- [EXERCISE TASKS]:
1. According to the abstract on angiopoietin-1 and endothelial cell apoptosis, what mice were used for the hind limb ischemia model?
2. Condense the paragraph of the abstract on angiopoietin-1 and endothelial cell apoptosis that begins "Background and Objectives:" into a brief bulleted list that keeps its main facts.

- [PASSAGE FOR REVIEW]:
______________________________

Angiopoietin-1 protects endothelial cells from hypoxia-induced apoptosis via inhibition of phosphatase and tensin homologue deleted from chromosome ten

Background and Objectives: Angiopoietin-1 (Ang1) is a regulator of blood vessel growth and maturation, and prevents radiation-induced or serum deprivation-induced apoptosis. Phosphatase and tensin homologue deleted from chromosome ten (PTEN), a well-known tumor suppressor, regulates cell cycle arrest and apoptosis. Hypoxia induces apoptosis by increasing the expression of PTEN. We hypothesized that Angl may regulate PTEN expression and, thus, reduce endothelial apoptosis under hypoxia in vitro and in vivo. Materials and Methods: In vitro, human umbilical vein endothelial cells (HUVECs) were treated with Ang1, and signaling pathways were investigated. In vivo, eight-week-old C57BL/6 mice were used for a hind limb ischemia model. Ang1 or normal saline was intramusculary injected. Blood flow was evaluated by a laser Doppler perfusion analyzer and tissue histology. Results: The expression of PTEN was markedly upregulated in HUVECs after hypoxic stimulation, whereas Ang1 suppressed PTEN expression. Tie2-Fc, a soluble form of Tie2 (sTie2) that blocks Ang1, reversed the Ang1 effect on PTEN reduction under hypoxia. Ang1 inhibited the nuclear translocation of nuclear transcription factor-kB (NFkB), a binding factor for the PTEN promoter and Foxo1. Hypoxia-induced p27 expression and apoptosis were also suppressed by Ang1. In the mouse hind limb ischemia model, we observed a high capillary density, numerous proliferating cells and diminished cell death in skeletal muscle tissue in the Ang1 injected group. Conclusion: Ang1 enhanced endothelial cell survival by reducing apoptosis via PTEN down-regulation in HUVECs under hypoxia. Local injection of Ang1 significantly reduced apoptotic cells in vivo, and prevented limb loss for ischemic hind limb mice. Thus, Ang1 may be an effective therapeutic for protection from ischemic-endothelial cell injury.

______________________________

Page layout parsing data
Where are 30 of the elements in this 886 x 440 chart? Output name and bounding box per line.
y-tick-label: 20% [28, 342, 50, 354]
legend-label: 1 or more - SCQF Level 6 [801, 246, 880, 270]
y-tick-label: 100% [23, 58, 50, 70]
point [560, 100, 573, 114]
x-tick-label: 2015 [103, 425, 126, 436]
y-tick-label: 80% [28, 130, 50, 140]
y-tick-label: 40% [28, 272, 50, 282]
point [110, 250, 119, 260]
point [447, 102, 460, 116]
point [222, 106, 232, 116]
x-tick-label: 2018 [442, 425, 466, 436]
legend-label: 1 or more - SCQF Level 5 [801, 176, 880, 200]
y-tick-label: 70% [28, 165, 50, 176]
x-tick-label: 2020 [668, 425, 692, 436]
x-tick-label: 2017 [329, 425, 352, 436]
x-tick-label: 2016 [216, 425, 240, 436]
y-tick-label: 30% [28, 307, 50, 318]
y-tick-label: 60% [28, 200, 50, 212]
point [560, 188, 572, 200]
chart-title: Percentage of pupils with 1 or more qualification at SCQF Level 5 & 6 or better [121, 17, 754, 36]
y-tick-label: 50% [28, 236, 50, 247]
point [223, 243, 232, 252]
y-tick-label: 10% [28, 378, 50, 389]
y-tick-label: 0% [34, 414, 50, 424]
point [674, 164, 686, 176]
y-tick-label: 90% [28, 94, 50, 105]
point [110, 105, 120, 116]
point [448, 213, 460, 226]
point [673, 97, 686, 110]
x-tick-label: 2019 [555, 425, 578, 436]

______________________________

- [COMPLETED EXERCISE]:
1. Eight-week-old C57BL/6 mice.

2.
- Ang1 regulates blood vessel growth and maturation and prevents apoptosis induced by radiation or serum deprivation.
- PTEN, a tumor suppressor, regulates cell cycle arrest and apoptosis. Hypoxia induces apoptosis by raising PTEN expression.
- Hypothesis: Ang1 may lower PTEN expression and thereby reduce endothelial apoptosis under hypoxia, both in vitro and in vivo.
- Methods: HUVECs were treated with Ang1 and their signaling pathways were studied. C57BL/6 mice with hind limb ischemia received intramuscular Ang1 or saline. Blood flow was assessed by laser Doppler perfusion analysis and tissue histology.
- Results: Hypoxia raised PTEN expression in HUVECs, and Ang1 suppressed it. Tie2-Fc, which blocks Ang1, reversed this effect. Ang1 inhibited nuclear translocation of NFkB and also suppressed hypoxia-induced p27 expression and apoptosis.
- In the Ang1-injected mice, muscle tissue showed high capillary density, many proliferating cells and less cell death.
- Conclusion: By down-regulating PTEN, Ang1 reduced endothelial apoptosis under hypoxia. Local injection reduced apoptotic cells and prevented limb loss in ischemic mice. Ang1 may therefore be an effective therapy against ischemic endothelial injury.